REQUIRED TASK: Each line of the listing must be transcribed exactly, except for the images, which should be excluded.

Data excerpts:
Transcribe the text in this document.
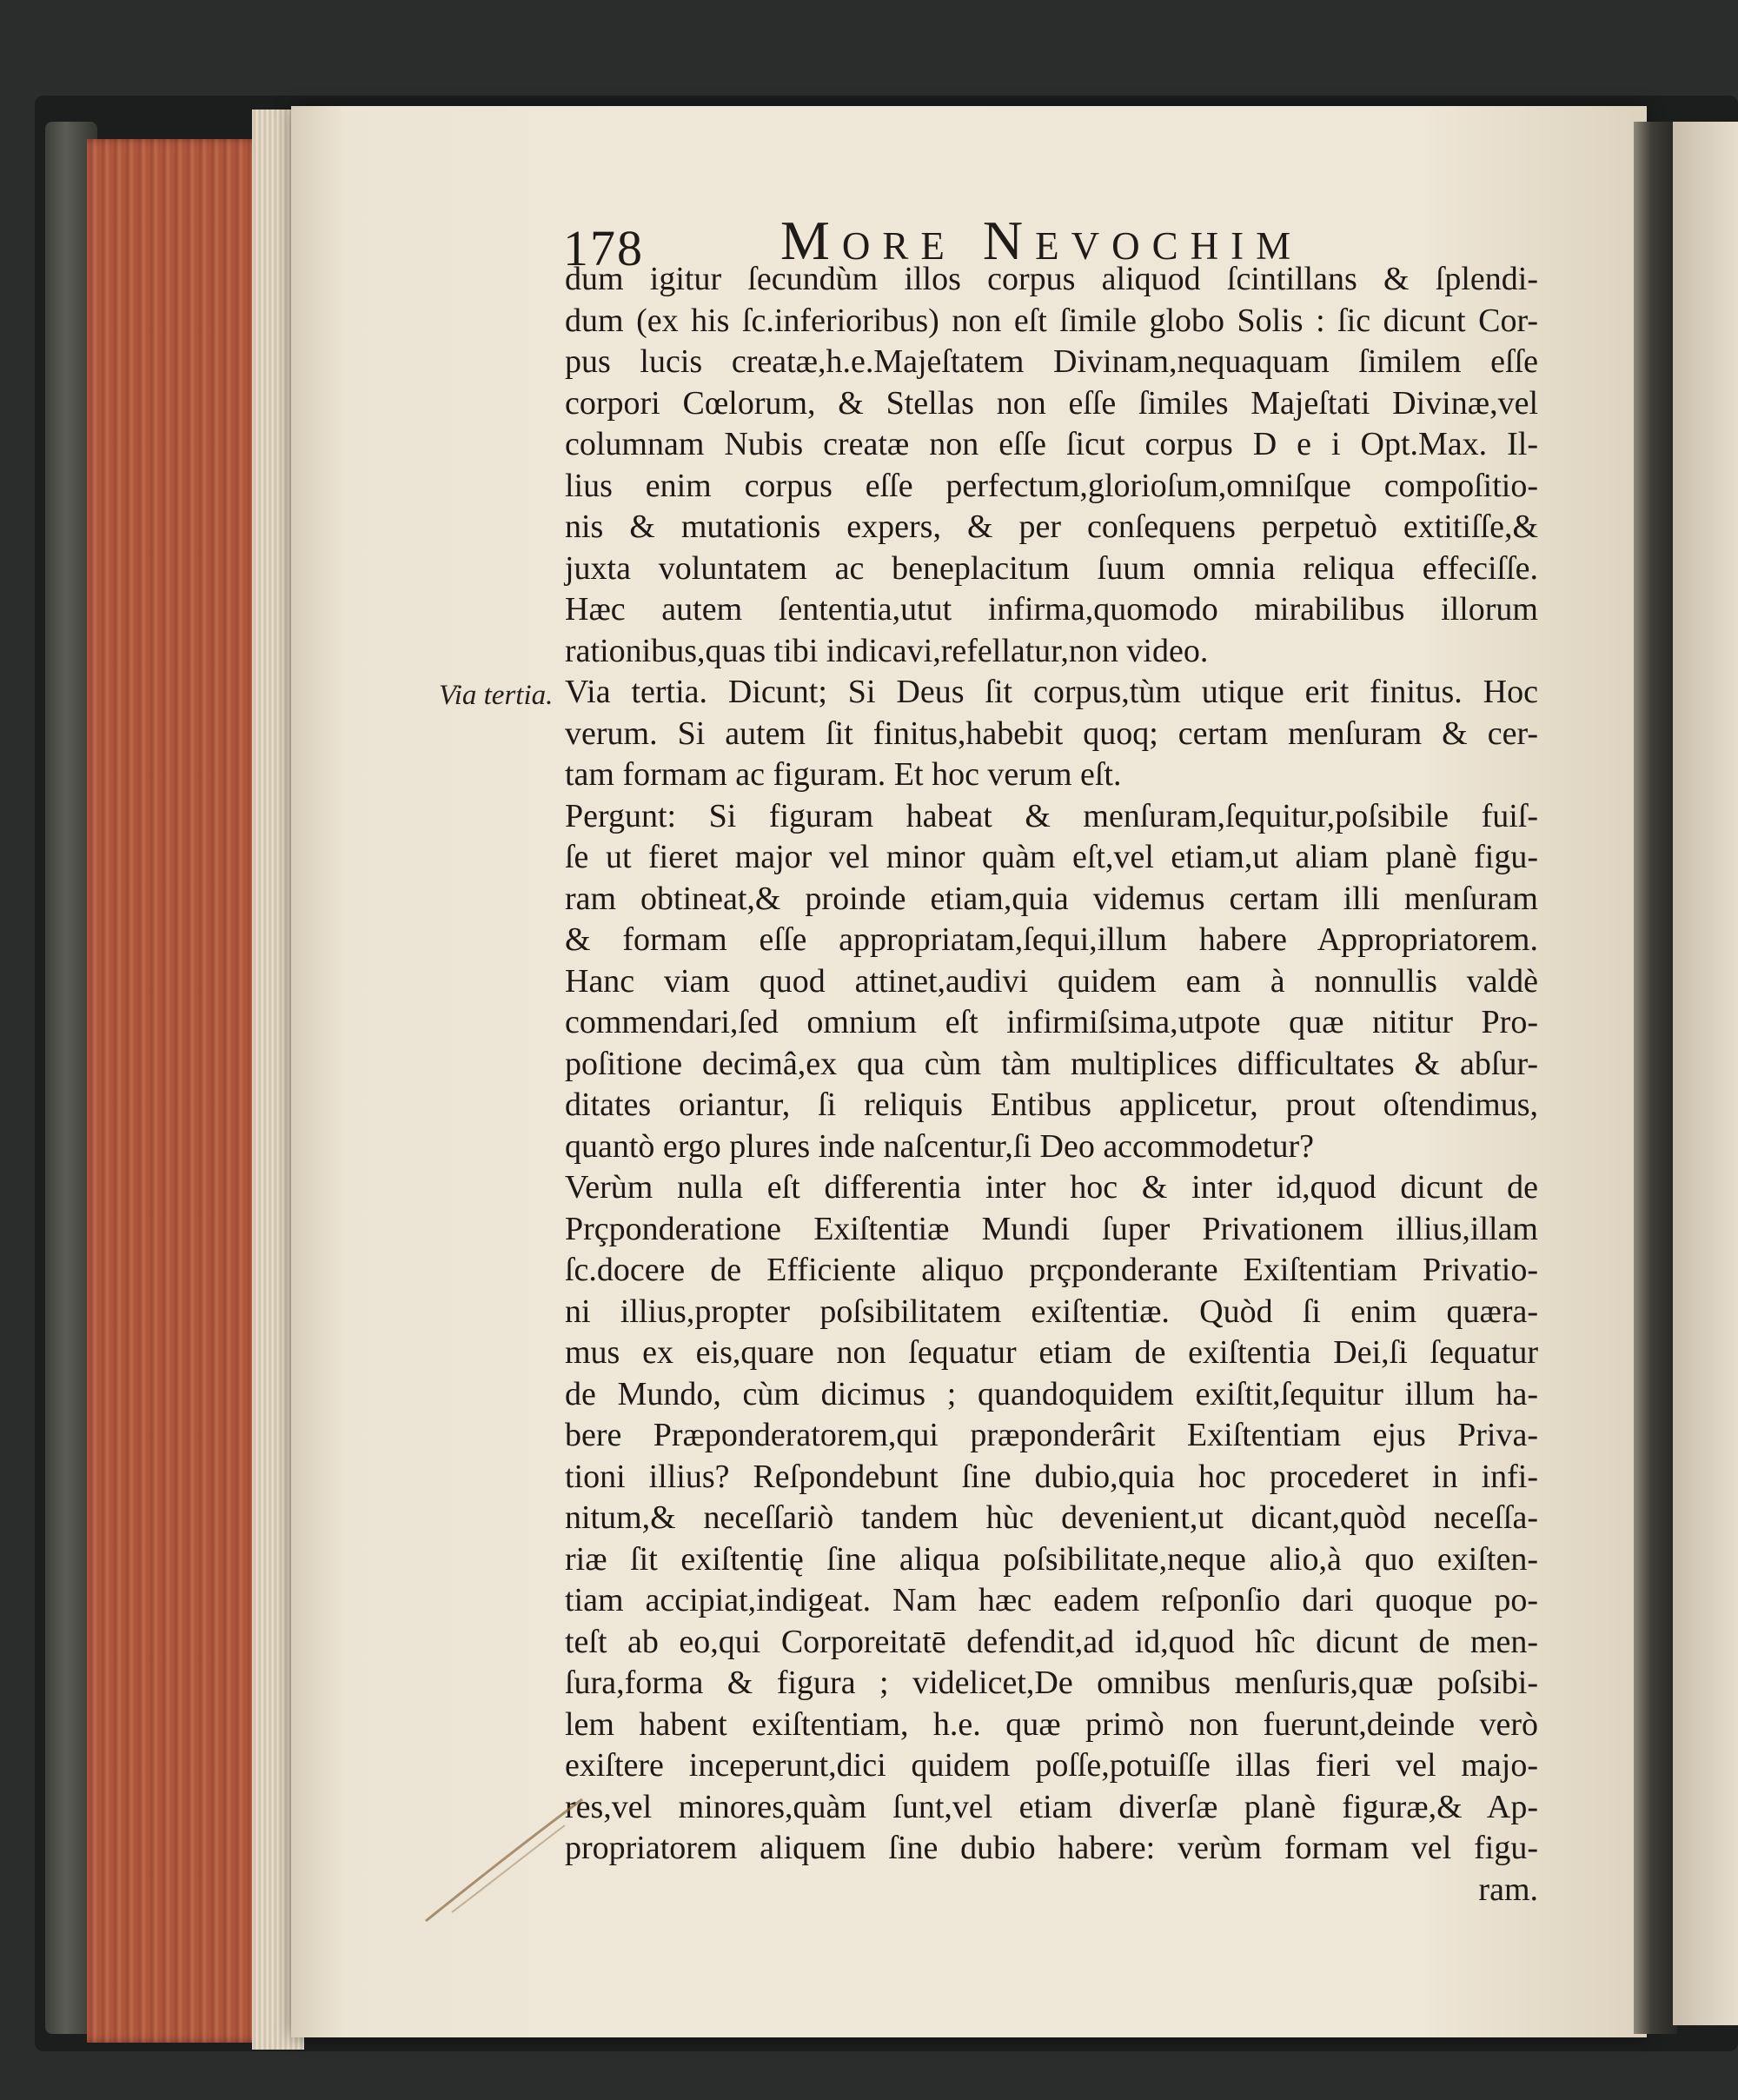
178 More Nevochim
Via tertia.
dum igitur ſecundùm illos corpus aliquod ſcintillans & ſplendi-
dum (ex his ſc.inferioribus) non eſt ſimile globo Solis : ſic dicunt Cor-
pus lucis creatæ,h.e.Majeſtatem Divinam,nequaquam ſimilem eſſe
corpori Cœlorum, & Stellas non eſſe ſimiles Majeſtati Divinæ,vel
columnam Nubis creatæ non eſſe ſicut corpus D e i Opt.Max. Il-
lius enim corpus eſſe perfectum,glorioſum,omniſque compoſitio-
nis & mutationis expers, & per conſequens perpetuò extitiſſe,&
juxta voluntatem ac beneplacitum ſuum omnia reliqua effeciſſe.
Hæc autem ſententia,utut infirma,quomodo mirabilibus illorum
rationibus,quas tibi indicavi,refellatur,non video.
Via tertia. Dicunt; Si Deus ſit corpus,tùm utique erit finitus. Hoc
verum. Si autem ſit finitus,habebit quoq; certam menſuram & cer-
tam formam ac figuram. Et hoc verum eſt.
Pergunt: Si figuram habeat & menſuram,ſequitur,poſsibile fuiſ-
ſe ut fieret major vel minor quàm eſt,vel etiam,ut aliam planè figu-
ram obtineat,& proinde etiam,quia videmus certam illi menſuram
& formam eſſe appropriatam,ſequi,illum habere Appropriatorem.
Hanc viam quod attinet,audivi quidem eam à nonnullis valdè
commendari,ſed omnium eſt infirmiſsima,utpote quæ nititur Pro-
poſitione decimâ,ex qua cùm tàm multiplices difficultates & abſur-
ditates oriantur, ſi reliquis Entibus applicetur, prout oſtendimus,
quantò ergo plures inde naſcentur,ſi Deo accommodetur?
Verùm nulla eſt differentia inter hoc & inter id,quod dicunt de
Prçponderatione Exiſtentiæ Mundi ſuper Privationem illius,illam
ſc.docere de Efficiente aliquo prçponderante Exiſtentiam Privatio-
ni illius,propter poſsibilitatem exiſtentiæ. Quòd ſi enim quæra-
mus ex eis,quare non ſequatur etiam de exiſtentia Dei,ſi ſequatur
de Mundo, cùm dicimus ; quandoquidem exiſtit,ſequitur illum ha-
bere Præponderatorem,qui præponderârit Exiſtentiam ejus Priva-
tioni illius? Reſpondebunt ſine dubio,quia hoc procederet in infi-
nitum,& neceſſariò tandem hùc devenient,ut dicant,quòd neceſſa-
riæ ſit exiſtentię ſine aliqua poſsibilitate,neque alio,à quo exiſten-
tiam accipiat,indigeat. Nam hæc eadem reſponſio dari quoque po-
teſt ab eo,qui Corporeitatē defendit,ad id,quod hîc dicunt de men-
ſura,forma & figura ; videlicet,De omnibus menſuris,quæ poſsibi-
lem habent exiſtentiam, h.e. quæ primò non fuerunt,deinde verò
exiſtere inceperunt,dici quidem poſſe,potuiſſe illas fieri vel majo-
res,vel minores,quàm ſunt,vel etiam diverſæ planè figuræ,& Ap-
propriatorem aliquem ſine dubio habere: verùm formam vel figu-
ram.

SOLVED EXERCISE:
Transcribe the text in this document.
178 More Nevochim
Via tertia.
dum igitur ſecundùm illos corpus aliquod ſcintillans & ſplendi-
dum (ex his ſc.inferioribus) non eſt ſimile globo Solis : ſic dicunt Cor-
pus lucis creatæ,h.e.Majeſtatem Divinam,nequaquam ſimilem eſſe
corpori Cœlorum, & Stellas non eſſe ſimiles Majeſtati Divinæ,vel
columnam Nubis creatæ non eſſe ſicut corpus D e i Opt.Max. Il-
lius enim corpus eſſe perfectum,glorioſum,omniſque compoſitio-
nis & mutationis expers, & per conſequens perpetuò extitiſſe,&
juxta voluntatem ac beneplacitum ſuum omnia reliqua effeciſſe.
Hæc autem ſententia,utut infirma,quomodo mirabilibus illorum
rationibus,quas tibi indicavi,refellatur,non video.
Via tertia. Dicunt; Si Deus ſit corpus,tùm utique erit finitus. Hoc
verum. Si autem ſit finitus,habebit quoq; certam menſuram & cer-
tam formam ac figuram. Et hoc verum eſt.
Pergunt: Si figuram habeat & menſuram,ſequitur,poſsibile fuiſ-
ſe ut fieret major vel minor quàm eſt,vel etiam,ut aliam planè figu-
ram obtineat,& proinde etiam,quia videmus certam illi menſuram
& formam eſſe appropriatam,ſequi,illum habere Appropriatorem.
Hanc viam quod attinet,audivi quidem eam à nonnullis valdè
commendari,ſed omnium eſt infirmiſsima,utpote quæ nititur Pro-
poſitione decimâ,ex qua cùm tàm multiplices difficultates & abſur-
ditates oriantur, ſi reliquis Entibus applicetur, prout oſtendimus,
quantò ergo plures inde naſcentur,ſi Deo accommodetur?
Verùm nulla eſt differentia inter hoc & inter id,quod dicunt de
Prçponderatione Exiſtentiæ Mundi ſuper Privationem illius,illam
ſc.docere de Efficiente aliquo prçponderante Exiſtentiam Privatio-
ni illius,propter poſsibilitatem exiſtentiæ. Quòd ſi enim quæra-
mus ex eis,quare non ſequatur etiam de exiſtentia Dei,ſi ſequatur
de Mundo, cùm dicimus ; quandoquidem exiſtit,ſequitur illum ha-
bere Præponderatorem,qui præponderârit Exiſtentiam ejus Priva-
tioni illius? Reſpondebunt ſine dubio,quia hoc procederet in infi-
nitum,& neceſſariò tandem hùc devenient,ut dicant,quòd neceſſa-
riæ ſit exiſtentię ſine aliqua poſsibilitate,neque alio,à quo exiſten-
tiam accipiat,indigeat. Nam hæc eadem reſponſio dari quoque po-
teſt ab eo,qui Corporeitatē defendit,ad id,quod hîc dicunt de men-
ſura,forma & figura ; videlicet,De omnibus menſuris,quæ poſsibi-
lem habent exiſtentiam, h.e. quæ primò non fuerunt,deinde verò
exiſtere inceperunt,dici quidem poſſe,potuiſſe illas fieri vel majo-
res,vel minores,quàm ſunt,vel etiam diverſæ planè figuræ,& Ap-
propriatorem aliquem ſine dubio habere: verùm formam vel figu-
ram.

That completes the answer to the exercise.